*Task prompt*
Output the records. Match them exactly.

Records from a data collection
----------------------------------------

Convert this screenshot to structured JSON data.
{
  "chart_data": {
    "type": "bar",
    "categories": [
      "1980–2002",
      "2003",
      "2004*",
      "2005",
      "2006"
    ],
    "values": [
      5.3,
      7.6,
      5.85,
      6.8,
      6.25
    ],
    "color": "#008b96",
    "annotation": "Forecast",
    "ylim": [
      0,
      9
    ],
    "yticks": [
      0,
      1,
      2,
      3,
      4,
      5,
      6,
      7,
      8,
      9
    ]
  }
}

----------------------------------------

*Response to this task*
Convert this screenshot to structured JSON data.
{
  "chart_data": {
    "type": "bar",
    "categories": [
      "1980–2002",
      "2003",
      "2004*",
      "2005",
      "2006"
    ],
    "values": [
      5.3,
      7.6,
      5.85,
      6.8,
      6.25
    ],
    "color": "#008b96",
    "annotation": "Forecast",
    "ylim": [
      0,
      9
    ],
    "yticks": [
      0,
      1,
      2,
      3,
      4,
      5,
      6,
      7,
      8,
      9
    ]
  }
}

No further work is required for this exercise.